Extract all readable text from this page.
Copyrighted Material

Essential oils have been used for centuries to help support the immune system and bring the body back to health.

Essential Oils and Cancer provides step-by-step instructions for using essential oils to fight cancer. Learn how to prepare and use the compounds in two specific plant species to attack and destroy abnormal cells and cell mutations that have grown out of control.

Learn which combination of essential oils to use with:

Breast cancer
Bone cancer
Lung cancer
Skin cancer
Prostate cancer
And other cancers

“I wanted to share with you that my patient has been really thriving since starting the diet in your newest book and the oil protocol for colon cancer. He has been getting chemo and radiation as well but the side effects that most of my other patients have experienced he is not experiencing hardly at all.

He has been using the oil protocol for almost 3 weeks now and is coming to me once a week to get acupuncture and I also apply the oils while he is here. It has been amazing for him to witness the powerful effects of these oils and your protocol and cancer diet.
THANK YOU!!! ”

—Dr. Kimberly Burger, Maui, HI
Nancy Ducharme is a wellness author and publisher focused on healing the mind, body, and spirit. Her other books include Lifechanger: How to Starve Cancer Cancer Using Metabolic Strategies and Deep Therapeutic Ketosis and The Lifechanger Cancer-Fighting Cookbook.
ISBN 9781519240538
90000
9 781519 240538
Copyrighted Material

##############################

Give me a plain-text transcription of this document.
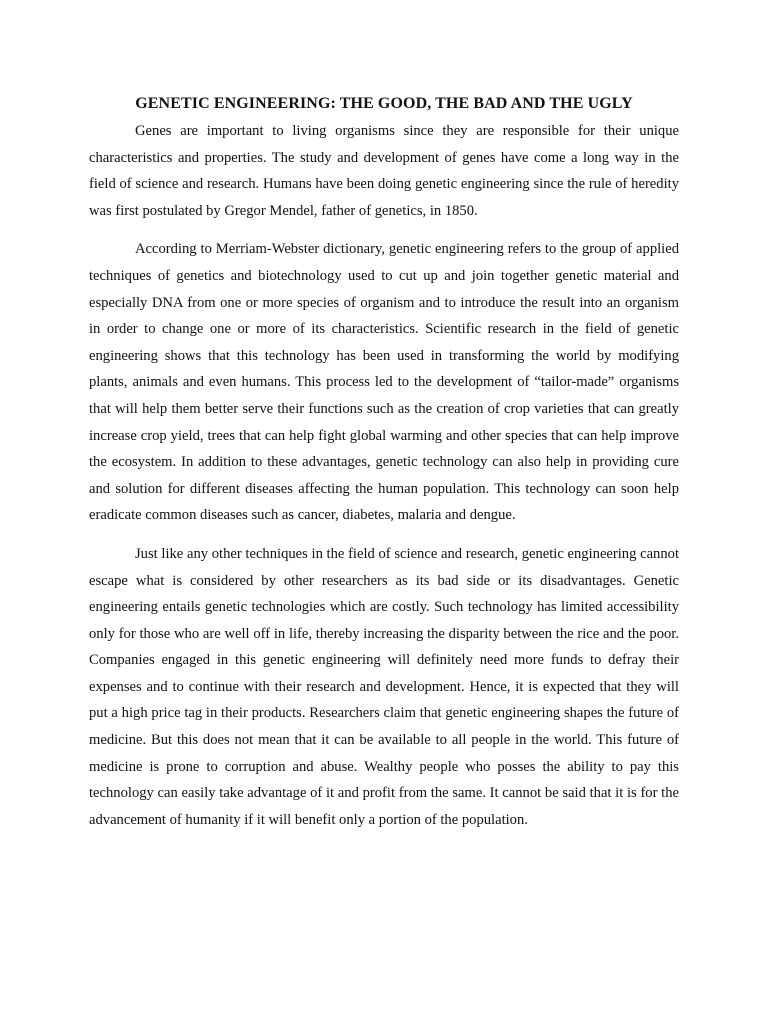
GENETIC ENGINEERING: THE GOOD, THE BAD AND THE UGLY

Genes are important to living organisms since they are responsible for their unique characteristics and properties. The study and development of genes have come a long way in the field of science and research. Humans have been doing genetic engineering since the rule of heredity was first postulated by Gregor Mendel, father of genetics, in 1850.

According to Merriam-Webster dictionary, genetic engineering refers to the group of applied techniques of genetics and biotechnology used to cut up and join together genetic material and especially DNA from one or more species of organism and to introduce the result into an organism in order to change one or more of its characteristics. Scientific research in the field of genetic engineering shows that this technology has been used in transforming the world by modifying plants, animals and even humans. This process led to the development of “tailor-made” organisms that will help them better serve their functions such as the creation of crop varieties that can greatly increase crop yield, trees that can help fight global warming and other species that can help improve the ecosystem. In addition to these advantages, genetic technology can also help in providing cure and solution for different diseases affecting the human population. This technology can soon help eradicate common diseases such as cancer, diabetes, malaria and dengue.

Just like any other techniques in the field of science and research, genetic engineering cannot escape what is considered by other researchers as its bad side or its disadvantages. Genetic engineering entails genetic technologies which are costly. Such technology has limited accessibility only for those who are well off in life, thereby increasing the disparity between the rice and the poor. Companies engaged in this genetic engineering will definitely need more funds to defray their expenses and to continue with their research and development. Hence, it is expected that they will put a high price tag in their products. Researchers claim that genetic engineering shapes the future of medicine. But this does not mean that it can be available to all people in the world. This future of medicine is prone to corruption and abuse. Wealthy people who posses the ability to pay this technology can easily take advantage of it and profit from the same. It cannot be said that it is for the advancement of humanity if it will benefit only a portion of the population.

##############################

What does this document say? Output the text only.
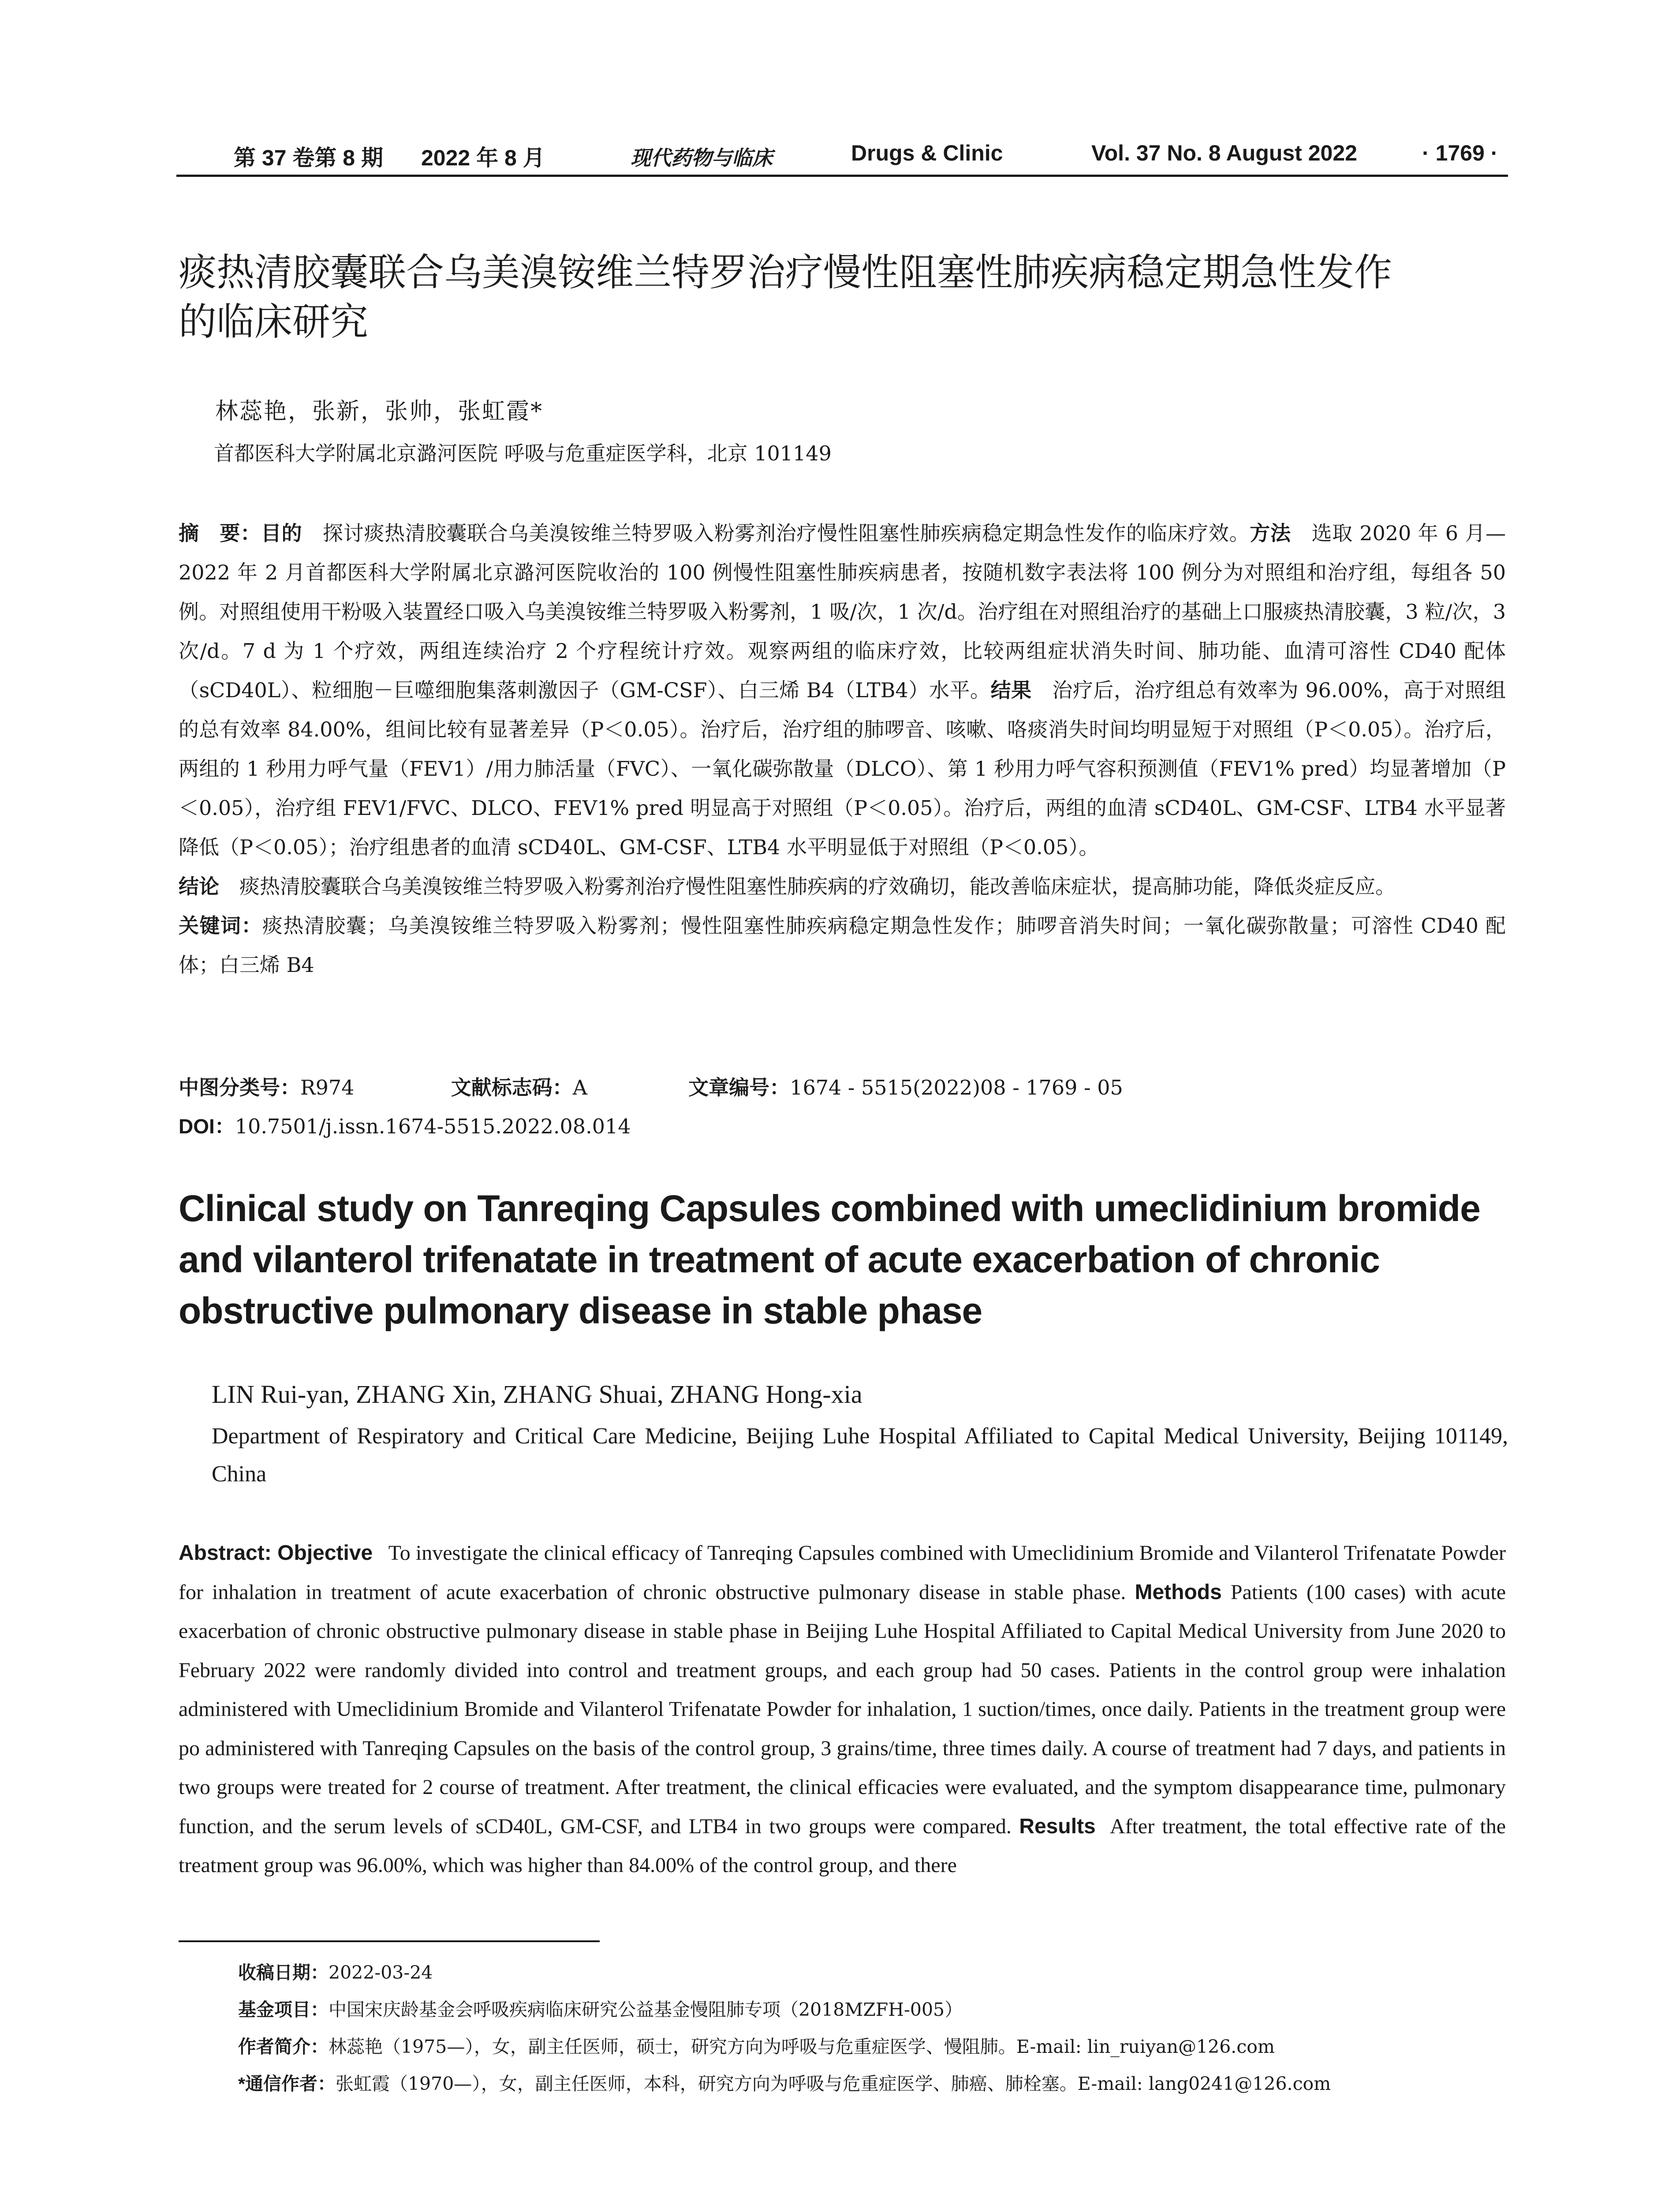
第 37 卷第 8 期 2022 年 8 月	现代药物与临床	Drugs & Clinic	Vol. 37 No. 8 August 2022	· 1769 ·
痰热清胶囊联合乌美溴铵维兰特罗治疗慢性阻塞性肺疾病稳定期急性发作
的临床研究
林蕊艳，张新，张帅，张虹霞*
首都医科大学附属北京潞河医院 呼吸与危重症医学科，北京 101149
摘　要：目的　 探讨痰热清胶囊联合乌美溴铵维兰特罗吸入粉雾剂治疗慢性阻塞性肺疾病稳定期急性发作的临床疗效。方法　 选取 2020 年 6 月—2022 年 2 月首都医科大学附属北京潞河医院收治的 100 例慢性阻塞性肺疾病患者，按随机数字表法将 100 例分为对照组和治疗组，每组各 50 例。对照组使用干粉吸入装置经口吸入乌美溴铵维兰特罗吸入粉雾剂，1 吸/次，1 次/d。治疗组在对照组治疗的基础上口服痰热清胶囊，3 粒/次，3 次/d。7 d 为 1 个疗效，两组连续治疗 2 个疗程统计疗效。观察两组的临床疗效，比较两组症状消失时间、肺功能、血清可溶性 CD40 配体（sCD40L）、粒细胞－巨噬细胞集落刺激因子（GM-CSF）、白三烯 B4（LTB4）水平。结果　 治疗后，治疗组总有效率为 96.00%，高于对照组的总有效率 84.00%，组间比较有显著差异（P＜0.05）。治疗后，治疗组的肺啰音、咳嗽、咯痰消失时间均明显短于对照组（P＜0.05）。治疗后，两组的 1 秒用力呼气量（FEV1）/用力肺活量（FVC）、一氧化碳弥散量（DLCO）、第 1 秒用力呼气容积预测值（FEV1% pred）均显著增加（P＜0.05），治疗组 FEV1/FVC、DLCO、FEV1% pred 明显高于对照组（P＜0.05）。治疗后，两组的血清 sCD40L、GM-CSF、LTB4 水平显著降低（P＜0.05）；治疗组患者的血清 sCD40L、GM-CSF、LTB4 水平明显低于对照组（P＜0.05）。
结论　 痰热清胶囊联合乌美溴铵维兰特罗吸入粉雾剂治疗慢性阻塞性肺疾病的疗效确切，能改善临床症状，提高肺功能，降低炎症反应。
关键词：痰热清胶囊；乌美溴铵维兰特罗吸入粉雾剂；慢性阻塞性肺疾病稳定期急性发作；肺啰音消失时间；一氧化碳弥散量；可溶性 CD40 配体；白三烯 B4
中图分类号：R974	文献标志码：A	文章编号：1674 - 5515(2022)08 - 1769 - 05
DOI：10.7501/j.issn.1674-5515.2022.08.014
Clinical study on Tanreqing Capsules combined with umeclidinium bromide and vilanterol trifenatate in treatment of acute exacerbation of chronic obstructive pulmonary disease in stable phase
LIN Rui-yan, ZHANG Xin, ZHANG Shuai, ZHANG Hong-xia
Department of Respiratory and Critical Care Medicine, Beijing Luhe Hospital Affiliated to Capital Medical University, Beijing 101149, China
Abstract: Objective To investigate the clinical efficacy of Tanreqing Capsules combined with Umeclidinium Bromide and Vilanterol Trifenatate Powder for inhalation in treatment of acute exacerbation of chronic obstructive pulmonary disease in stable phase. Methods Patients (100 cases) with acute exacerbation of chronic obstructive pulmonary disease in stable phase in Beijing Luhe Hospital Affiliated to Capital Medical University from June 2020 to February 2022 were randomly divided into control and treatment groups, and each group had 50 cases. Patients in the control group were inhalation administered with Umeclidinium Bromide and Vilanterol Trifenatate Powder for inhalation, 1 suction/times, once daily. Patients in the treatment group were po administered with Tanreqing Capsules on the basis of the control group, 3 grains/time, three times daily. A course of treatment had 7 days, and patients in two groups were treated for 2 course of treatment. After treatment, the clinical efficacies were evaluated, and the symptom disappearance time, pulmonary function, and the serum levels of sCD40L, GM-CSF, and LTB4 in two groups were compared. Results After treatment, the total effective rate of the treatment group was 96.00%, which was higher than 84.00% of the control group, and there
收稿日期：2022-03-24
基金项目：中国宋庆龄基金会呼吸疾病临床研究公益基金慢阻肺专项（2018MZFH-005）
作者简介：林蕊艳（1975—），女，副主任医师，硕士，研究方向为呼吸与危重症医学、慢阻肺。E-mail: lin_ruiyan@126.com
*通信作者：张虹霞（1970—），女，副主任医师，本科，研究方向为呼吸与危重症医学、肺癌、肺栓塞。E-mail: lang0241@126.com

##############################

Work to complete: Read through the lines above and collect those that contain the string "mail".

Solved exercise:
作者简介：林蕊艳（1975—），女，副主任医师，硕士，研究方向为呼吸与危重症医学、慢阻肺。E-mail: lin_ruiyan@126.com
*通信作者：张虹霞（1970—），女，副主任医师，本科，研究方向为呼吸与危重症医学、肺癌、肺栓塞。E-mail: lang0241@126.com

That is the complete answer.